PROVIDED RECORDS:
*** Block opens ***

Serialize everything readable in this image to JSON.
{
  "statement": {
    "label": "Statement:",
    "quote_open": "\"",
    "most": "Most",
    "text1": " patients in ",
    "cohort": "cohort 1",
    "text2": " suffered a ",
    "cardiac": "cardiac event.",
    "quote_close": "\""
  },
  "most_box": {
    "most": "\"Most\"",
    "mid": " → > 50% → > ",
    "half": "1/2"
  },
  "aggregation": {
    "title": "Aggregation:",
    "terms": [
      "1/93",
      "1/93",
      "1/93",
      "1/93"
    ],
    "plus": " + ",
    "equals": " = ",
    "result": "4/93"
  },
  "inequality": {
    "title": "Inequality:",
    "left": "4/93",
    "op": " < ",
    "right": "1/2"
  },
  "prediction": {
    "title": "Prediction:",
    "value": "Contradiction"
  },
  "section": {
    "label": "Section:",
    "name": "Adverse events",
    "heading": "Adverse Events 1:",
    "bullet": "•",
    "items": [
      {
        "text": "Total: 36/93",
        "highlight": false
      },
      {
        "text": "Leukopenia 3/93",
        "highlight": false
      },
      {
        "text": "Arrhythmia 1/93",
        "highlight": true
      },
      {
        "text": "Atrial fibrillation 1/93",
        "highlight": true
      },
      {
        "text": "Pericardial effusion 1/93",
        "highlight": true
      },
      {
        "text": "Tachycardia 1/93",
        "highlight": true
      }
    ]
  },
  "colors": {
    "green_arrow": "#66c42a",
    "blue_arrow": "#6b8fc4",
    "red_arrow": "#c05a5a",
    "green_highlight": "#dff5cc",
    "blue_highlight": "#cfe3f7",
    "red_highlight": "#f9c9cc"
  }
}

*** Block closes ***

WORK ORDER: Keeping each word as it stands, transcribe every entry.

SOLUTION TO THIS TASK:
Serialize everything readable in this image to JSON.
{
  "statement": {
    "label": "Statement:",
    "quote_open": "\"",
    "most": "Most",
    "text1": " patients in ",
    "cohort": "cohort 1",
    "text2": " suffered a ",
    "cardiac": "cardiac event.",
    "quote_close": "\""
  },
  "most_box": {
    "most": "\"Most\"",
    "mid": " → > 50% → > ",
    "half": "1/2"
  },
  "aggregation": {
    "title": "Aggregation:",
    "terms": [
      "1/93",
      "1/93",
      "1/93",
      "1/93"
    ],
    "plus": " + ",
    "equals": " = ",
    "result": "4/93"
  },
  "inequality": {
    "title": "Inequality:",
    "left": "4/93",
    "op": " < ",
    "right": "1/2"
  },
  "prediction": {
    "title": "Prediction:",
    "value": "Contradiction"
  },
  "section": {
    "label": "Section:",
    "name": "Adverse events",
    "heading": "Adverse Events 1:",
    "bullet": "•",
    "items": [
      {
        "text": "Total: 36/93",
        "highlight": false
      },
      {
        "text": "Leukopenia 3/93",
        "highlight": false
      },
      {
        "text": "Arrhythmia 1/93",
        "highlight": true
      },
      {
        "text": "Atrial fibrillation 1/93",
        "highlight": true
      },
      {
        "text": "Pericardial effusion 1/93",
        "highlight": true
      },
      {
        "text": "Tachycardia 1/93",
        "highlight": true
      }
    ]
  },
  "colors": {
    "green_arrow": "#66c42a",
    "blue_arrow": "#6b8fc4",
    "red_arrow": "#c05a5a",
    "green_highlight": "#dff5cc",
    "blue_highlight": "#cfe3f7",
    "red_highlight": "#f9c9cc"
  }
}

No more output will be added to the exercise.